- [Objective]:
In the data, extract each line that holds the string "temperature".

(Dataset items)
───

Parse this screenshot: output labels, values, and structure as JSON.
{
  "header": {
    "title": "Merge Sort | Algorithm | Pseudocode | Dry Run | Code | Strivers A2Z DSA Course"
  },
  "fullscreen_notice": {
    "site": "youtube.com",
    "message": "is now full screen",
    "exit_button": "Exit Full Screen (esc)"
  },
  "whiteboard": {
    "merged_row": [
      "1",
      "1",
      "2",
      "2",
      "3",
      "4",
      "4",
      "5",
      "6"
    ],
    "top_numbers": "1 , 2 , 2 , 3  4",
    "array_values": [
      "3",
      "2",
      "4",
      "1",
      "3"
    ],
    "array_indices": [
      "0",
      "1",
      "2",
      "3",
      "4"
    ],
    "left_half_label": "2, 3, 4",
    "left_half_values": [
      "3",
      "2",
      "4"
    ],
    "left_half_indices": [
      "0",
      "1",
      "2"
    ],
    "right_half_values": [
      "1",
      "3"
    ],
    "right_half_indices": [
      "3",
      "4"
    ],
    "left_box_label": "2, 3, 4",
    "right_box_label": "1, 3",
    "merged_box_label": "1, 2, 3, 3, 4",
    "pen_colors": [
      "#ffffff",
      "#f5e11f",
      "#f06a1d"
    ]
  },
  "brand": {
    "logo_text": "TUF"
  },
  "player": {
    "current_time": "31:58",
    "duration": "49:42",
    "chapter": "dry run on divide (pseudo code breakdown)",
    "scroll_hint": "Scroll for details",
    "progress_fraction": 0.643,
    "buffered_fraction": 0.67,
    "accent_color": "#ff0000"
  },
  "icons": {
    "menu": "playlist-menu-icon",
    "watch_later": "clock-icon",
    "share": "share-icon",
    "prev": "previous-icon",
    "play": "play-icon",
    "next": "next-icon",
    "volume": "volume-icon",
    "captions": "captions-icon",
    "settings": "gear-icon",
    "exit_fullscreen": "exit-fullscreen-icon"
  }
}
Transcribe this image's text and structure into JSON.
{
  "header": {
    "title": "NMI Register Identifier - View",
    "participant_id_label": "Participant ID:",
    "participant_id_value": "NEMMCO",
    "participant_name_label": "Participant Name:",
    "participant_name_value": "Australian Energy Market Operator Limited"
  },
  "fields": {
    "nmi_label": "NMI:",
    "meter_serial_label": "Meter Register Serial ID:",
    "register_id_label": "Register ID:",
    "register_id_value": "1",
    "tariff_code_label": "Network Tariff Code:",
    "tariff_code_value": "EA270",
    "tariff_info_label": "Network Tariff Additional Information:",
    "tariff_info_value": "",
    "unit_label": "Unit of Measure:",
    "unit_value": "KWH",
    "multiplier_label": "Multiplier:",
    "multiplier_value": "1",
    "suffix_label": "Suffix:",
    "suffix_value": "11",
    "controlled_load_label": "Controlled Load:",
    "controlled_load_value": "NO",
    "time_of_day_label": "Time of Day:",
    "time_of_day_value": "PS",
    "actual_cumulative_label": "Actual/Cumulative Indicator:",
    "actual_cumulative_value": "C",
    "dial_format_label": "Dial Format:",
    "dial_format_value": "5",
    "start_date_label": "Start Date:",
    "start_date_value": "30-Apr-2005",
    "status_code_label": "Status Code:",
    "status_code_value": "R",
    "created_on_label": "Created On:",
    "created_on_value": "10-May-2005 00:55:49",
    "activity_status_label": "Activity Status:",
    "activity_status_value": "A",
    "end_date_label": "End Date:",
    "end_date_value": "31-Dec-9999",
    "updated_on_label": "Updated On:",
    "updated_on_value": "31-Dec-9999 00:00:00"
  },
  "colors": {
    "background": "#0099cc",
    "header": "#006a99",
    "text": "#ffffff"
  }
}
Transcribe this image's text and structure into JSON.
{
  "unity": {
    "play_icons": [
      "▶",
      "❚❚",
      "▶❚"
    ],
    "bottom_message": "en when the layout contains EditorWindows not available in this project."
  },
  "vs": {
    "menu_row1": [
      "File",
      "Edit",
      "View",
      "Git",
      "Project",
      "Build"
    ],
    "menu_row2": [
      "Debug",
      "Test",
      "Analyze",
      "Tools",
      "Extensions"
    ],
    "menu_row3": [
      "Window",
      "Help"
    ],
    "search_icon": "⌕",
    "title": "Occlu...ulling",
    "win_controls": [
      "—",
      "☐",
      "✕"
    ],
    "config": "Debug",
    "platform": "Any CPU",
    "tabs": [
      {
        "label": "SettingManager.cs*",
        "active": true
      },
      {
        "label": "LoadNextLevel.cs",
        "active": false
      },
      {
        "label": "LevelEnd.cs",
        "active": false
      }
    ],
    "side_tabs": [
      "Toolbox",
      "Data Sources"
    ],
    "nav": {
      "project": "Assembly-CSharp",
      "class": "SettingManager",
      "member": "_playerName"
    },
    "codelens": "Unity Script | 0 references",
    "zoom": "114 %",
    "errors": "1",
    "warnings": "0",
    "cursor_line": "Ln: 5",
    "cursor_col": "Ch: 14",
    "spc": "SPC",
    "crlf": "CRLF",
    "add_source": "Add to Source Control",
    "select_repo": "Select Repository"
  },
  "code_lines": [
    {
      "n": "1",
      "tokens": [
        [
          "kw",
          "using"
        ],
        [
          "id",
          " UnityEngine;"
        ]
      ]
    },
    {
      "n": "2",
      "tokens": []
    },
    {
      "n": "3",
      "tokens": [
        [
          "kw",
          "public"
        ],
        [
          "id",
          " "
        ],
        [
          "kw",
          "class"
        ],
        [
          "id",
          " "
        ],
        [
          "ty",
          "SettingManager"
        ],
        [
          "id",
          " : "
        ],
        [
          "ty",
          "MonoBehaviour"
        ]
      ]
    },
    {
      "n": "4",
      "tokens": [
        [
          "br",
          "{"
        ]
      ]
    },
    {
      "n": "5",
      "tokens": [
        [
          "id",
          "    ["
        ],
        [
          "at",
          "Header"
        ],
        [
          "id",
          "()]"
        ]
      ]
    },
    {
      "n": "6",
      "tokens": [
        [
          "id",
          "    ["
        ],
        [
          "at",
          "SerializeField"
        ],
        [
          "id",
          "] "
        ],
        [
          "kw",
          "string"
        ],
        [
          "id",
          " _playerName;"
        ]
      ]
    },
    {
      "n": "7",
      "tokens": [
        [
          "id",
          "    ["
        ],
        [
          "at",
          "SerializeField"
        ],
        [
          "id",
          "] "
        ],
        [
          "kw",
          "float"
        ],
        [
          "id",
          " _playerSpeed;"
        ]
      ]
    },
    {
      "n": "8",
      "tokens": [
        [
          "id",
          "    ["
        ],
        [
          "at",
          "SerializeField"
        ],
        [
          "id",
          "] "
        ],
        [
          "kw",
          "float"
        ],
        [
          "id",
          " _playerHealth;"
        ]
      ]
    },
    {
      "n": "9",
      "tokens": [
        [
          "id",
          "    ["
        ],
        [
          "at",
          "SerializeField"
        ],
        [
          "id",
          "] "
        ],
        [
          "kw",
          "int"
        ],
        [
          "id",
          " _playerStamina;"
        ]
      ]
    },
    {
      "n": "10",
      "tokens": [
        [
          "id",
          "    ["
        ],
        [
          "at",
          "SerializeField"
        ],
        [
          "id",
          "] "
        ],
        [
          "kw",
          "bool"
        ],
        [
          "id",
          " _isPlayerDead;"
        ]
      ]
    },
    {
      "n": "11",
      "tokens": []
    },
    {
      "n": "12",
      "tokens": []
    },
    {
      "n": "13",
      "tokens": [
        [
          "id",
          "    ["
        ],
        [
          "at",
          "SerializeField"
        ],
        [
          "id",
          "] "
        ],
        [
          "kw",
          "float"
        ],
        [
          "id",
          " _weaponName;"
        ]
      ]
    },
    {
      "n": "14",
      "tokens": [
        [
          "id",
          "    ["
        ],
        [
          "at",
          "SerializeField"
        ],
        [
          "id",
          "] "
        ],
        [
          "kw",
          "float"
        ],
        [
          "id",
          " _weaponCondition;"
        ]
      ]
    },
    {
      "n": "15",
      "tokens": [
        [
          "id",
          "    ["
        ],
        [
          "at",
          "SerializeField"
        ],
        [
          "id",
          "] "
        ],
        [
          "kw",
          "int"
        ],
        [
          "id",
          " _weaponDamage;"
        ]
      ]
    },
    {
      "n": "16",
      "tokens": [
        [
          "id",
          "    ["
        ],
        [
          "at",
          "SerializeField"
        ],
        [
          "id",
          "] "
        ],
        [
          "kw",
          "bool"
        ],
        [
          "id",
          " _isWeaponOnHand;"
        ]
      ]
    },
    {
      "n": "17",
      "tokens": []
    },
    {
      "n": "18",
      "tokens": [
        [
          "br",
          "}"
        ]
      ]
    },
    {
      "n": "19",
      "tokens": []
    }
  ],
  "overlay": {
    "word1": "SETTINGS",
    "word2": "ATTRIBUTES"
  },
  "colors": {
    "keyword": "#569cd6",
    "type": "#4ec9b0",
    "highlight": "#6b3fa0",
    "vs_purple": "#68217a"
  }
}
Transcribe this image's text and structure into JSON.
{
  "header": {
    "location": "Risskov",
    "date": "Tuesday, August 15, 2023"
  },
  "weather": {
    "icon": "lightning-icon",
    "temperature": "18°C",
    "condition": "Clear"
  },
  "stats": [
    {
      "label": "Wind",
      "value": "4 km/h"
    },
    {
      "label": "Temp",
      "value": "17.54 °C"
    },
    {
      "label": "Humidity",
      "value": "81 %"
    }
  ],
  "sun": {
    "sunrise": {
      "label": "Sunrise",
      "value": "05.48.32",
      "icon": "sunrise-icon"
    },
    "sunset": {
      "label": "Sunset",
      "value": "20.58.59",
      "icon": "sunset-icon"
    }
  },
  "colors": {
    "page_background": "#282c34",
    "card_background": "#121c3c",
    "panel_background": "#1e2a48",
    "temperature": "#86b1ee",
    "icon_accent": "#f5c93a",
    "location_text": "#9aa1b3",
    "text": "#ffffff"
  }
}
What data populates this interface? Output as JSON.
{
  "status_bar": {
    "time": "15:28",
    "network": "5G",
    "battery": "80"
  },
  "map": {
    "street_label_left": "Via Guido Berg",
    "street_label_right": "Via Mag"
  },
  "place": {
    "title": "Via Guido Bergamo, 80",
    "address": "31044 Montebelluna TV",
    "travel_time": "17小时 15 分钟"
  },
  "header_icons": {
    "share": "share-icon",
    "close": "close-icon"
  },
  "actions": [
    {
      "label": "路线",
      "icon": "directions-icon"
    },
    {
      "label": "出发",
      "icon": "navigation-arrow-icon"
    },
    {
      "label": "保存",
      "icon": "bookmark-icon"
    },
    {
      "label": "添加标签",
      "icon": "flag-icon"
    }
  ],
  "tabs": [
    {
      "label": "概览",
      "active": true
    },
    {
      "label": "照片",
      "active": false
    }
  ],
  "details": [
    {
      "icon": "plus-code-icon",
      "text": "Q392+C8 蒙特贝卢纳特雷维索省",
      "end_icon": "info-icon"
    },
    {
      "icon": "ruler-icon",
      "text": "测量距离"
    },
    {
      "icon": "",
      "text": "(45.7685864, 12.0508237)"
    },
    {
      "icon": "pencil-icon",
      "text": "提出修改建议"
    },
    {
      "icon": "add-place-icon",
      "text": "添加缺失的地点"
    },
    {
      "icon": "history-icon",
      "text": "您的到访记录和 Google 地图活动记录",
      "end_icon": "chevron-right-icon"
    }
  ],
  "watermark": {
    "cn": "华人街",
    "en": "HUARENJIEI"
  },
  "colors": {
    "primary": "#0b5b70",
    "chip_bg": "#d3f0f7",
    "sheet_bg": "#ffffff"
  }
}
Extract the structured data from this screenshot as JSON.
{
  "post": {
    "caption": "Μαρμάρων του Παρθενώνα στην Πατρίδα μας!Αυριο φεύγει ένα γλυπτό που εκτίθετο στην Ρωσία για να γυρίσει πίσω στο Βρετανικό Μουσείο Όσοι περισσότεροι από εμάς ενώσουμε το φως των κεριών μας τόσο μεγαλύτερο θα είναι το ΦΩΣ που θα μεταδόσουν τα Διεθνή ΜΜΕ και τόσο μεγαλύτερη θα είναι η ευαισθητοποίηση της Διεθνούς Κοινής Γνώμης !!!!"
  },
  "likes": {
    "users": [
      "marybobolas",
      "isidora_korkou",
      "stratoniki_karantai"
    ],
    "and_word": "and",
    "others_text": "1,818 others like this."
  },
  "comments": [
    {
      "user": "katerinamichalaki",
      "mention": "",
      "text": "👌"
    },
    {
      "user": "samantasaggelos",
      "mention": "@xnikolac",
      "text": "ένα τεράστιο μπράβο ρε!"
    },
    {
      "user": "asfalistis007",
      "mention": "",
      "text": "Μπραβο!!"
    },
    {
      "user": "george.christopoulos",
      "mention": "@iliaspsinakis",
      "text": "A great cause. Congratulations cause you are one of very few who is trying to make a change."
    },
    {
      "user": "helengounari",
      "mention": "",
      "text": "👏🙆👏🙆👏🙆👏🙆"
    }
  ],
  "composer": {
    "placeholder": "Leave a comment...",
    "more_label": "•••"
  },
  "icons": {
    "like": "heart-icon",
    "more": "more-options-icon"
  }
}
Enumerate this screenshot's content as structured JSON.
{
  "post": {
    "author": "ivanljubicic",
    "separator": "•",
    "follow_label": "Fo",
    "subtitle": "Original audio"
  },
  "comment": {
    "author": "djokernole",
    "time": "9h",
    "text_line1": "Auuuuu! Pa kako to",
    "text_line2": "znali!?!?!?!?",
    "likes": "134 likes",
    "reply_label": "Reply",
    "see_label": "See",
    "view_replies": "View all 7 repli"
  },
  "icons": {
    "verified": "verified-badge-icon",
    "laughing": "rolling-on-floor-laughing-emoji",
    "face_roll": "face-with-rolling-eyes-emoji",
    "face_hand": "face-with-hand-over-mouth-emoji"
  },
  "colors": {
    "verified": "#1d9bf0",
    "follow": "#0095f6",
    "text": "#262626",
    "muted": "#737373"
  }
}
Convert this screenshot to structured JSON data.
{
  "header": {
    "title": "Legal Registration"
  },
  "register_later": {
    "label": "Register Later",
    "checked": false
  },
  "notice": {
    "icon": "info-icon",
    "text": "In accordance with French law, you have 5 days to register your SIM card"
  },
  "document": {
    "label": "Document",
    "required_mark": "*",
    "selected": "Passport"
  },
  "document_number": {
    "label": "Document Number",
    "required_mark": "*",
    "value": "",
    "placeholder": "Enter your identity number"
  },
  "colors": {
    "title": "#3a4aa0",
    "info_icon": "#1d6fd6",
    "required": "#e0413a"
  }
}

───

- [Response to this task]:
    "temperature": "18°C",
    "temperature": "#86b1ee",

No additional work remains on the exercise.